Extracted information —
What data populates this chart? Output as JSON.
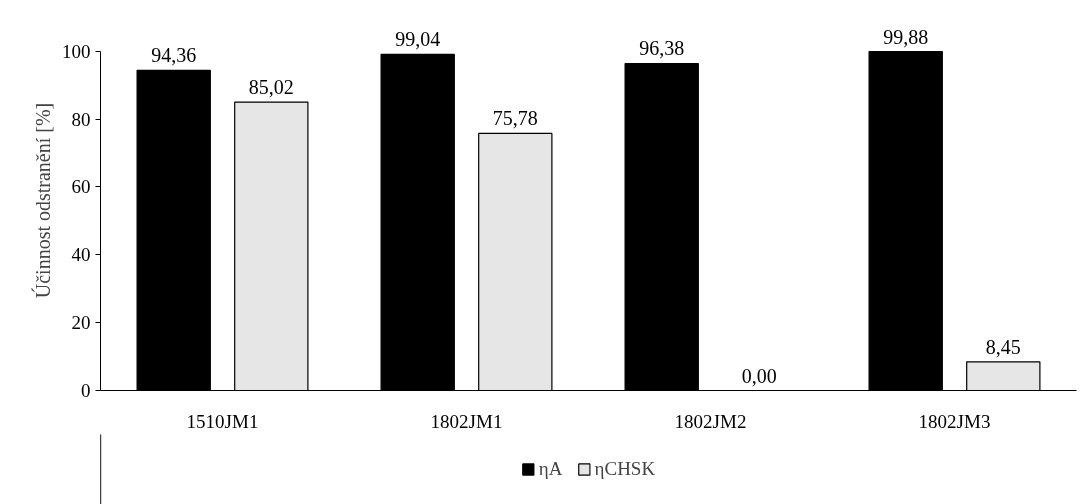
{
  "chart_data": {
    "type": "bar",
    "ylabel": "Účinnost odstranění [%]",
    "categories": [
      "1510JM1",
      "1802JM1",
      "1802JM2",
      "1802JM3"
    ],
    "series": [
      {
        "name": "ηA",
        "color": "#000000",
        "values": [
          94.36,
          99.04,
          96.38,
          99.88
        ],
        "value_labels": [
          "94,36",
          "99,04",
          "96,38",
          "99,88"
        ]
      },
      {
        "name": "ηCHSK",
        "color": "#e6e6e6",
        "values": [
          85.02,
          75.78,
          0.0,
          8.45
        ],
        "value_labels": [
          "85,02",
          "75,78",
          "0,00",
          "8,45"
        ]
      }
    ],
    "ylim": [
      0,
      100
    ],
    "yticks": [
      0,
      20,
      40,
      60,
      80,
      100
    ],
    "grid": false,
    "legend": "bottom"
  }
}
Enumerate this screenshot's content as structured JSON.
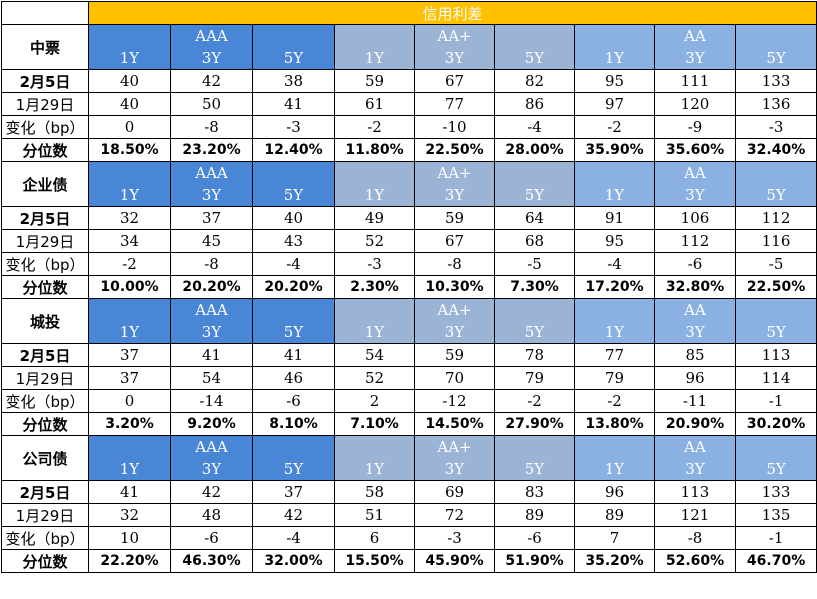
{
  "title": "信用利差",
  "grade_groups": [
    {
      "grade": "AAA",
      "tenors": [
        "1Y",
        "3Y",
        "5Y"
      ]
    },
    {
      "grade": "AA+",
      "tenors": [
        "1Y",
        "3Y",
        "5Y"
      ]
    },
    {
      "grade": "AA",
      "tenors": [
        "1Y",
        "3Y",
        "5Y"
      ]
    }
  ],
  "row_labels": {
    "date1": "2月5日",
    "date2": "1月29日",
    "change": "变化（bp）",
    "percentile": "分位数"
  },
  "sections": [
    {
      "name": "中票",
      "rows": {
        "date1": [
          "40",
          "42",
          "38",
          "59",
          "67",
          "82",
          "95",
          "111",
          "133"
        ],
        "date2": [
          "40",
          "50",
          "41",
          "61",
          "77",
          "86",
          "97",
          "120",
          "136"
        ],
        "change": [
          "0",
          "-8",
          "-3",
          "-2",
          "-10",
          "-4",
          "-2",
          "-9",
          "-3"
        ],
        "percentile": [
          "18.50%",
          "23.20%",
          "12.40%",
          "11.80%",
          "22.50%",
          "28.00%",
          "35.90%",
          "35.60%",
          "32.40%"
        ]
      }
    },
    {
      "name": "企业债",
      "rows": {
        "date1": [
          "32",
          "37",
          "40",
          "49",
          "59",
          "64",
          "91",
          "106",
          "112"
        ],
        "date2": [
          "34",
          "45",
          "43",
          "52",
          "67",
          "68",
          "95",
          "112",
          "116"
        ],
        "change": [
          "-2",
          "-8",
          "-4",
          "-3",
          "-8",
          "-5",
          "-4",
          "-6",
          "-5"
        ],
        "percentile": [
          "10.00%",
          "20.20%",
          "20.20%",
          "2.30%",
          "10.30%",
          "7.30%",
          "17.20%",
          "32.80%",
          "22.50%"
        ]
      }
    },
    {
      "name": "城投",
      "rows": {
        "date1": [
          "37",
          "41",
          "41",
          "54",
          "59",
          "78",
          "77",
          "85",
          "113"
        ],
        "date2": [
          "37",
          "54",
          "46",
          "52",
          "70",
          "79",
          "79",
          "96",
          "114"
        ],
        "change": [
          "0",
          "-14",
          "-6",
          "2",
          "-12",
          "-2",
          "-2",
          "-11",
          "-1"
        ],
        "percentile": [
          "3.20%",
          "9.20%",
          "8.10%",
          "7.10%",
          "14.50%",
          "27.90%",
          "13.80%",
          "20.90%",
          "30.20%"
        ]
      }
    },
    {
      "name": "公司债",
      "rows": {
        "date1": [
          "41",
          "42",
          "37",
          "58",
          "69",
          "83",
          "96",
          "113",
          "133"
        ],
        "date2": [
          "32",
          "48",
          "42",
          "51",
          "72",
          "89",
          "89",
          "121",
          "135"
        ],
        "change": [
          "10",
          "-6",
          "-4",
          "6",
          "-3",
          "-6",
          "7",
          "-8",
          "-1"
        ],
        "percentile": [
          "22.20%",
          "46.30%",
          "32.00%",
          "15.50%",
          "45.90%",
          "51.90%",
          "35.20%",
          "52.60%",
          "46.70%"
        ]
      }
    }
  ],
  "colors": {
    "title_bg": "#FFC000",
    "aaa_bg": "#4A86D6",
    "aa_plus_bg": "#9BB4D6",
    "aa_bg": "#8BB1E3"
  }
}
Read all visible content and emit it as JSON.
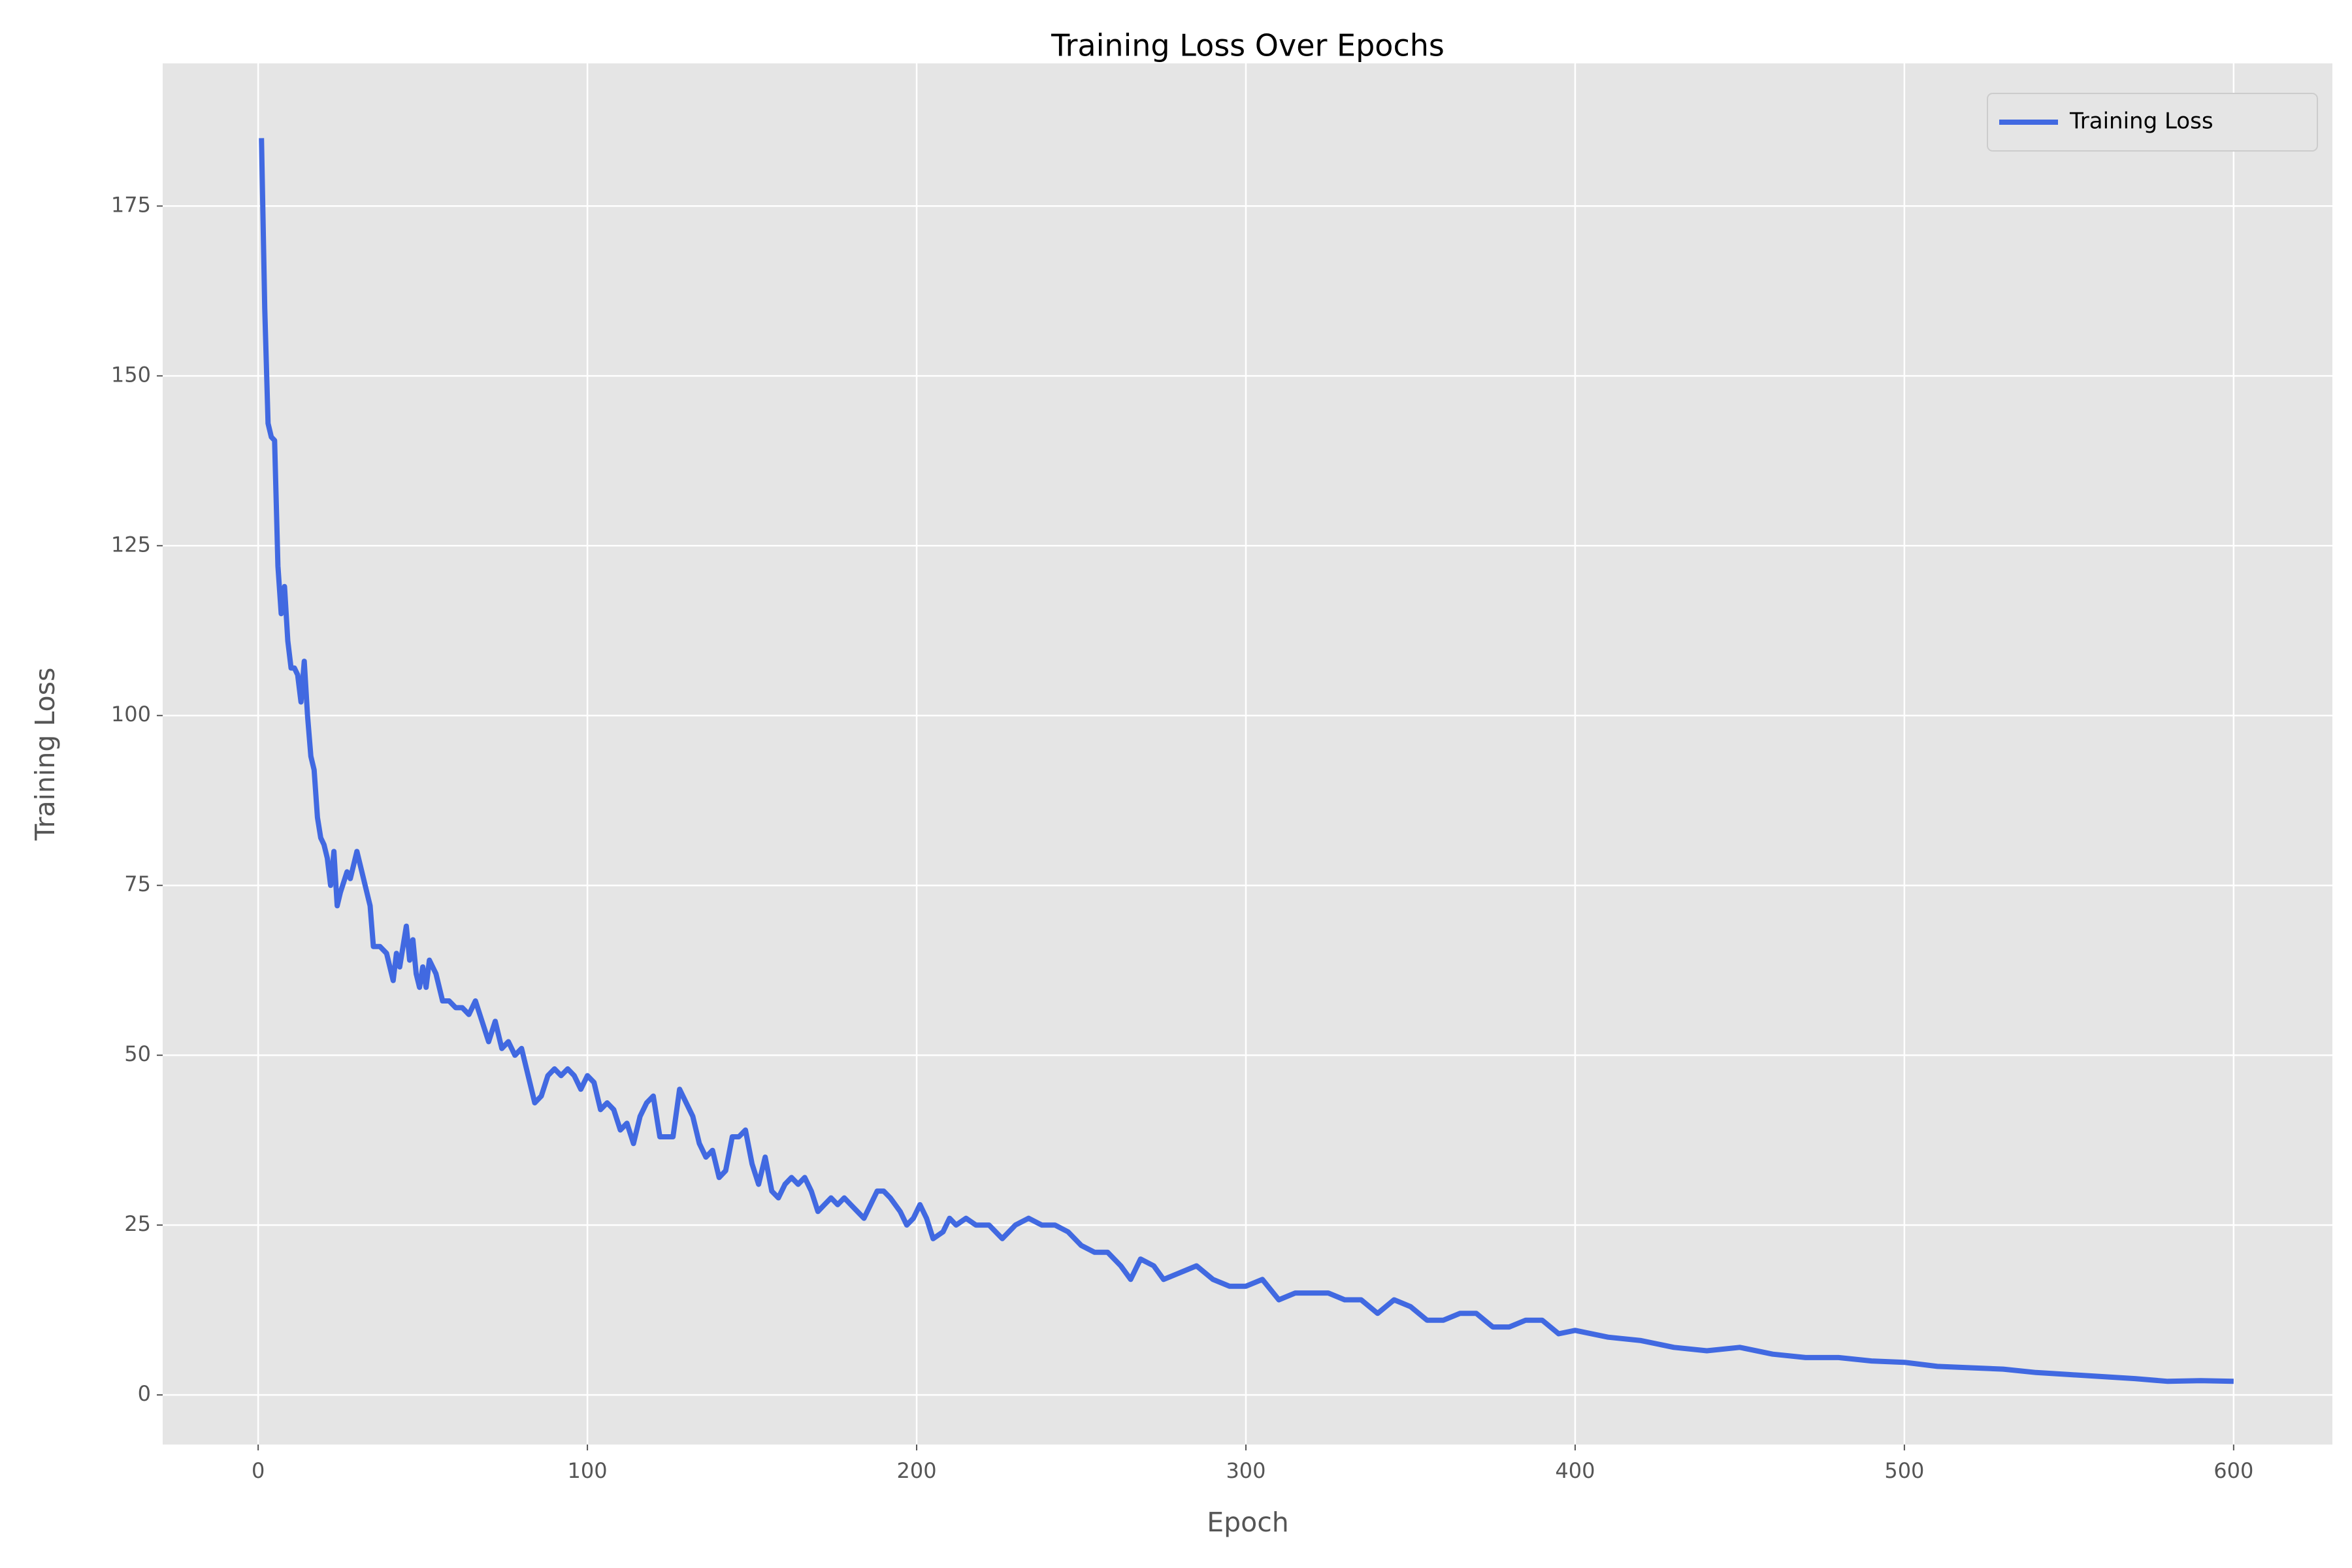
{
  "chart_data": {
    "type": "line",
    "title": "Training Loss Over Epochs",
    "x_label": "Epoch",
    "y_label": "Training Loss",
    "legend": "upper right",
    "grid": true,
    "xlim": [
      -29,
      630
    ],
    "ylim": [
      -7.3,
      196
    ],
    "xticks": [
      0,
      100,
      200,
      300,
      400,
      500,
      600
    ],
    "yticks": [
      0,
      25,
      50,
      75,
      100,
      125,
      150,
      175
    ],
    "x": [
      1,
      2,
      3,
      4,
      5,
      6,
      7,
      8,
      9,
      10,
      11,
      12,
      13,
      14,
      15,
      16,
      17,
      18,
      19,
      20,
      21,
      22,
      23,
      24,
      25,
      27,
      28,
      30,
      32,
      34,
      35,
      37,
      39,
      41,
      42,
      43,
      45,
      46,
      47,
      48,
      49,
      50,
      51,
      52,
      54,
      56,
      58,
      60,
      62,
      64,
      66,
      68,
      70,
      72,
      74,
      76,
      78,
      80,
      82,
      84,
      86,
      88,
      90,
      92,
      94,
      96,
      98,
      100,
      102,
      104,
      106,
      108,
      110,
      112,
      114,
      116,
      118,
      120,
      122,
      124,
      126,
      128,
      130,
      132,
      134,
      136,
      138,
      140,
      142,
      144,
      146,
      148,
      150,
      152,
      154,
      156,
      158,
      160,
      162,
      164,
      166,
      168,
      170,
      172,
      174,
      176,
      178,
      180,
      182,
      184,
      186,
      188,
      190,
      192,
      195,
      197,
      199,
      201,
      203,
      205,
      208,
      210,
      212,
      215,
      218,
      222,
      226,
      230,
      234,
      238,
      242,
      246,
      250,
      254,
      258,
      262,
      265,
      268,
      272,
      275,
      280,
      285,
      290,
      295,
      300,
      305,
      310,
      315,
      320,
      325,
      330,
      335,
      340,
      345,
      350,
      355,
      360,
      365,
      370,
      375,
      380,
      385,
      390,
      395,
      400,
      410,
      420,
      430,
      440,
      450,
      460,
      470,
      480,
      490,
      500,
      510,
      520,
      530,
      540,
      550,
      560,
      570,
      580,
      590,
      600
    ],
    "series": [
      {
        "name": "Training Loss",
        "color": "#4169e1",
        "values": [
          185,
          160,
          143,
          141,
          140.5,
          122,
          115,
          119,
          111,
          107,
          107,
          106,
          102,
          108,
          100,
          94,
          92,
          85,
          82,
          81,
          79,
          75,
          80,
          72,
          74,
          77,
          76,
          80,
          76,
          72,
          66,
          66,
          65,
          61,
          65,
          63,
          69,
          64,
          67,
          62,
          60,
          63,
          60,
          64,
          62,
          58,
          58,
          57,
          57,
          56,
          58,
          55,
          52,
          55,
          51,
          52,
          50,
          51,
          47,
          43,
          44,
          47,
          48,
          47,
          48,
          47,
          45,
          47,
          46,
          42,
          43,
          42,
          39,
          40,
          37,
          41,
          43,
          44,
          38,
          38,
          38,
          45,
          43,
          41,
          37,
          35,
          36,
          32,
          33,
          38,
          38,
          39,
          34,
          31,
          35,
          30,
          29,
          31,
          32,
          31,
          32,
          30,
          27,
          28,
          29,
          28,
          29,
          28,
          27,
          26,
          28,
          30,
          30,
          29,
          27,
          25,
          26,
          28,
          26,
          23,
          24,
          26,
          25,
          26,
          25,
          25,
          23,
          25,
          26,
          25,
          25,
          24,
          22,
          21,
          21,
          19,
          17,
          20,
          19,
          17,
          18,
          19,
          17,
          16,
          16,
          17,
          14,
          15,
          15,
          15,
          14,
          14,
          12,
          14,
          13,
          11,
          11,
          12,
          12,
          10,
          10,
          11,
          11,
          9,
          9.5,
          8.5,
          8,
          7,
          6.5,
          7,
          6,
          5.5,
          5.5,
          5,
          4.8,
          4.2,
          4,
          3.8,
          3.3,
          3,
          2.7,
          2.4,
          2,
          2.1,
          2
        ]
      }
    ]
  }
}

Stated exercise — Say how many lines of the data include the string "name". Nothing other than the number should be given.

Result for this task — 7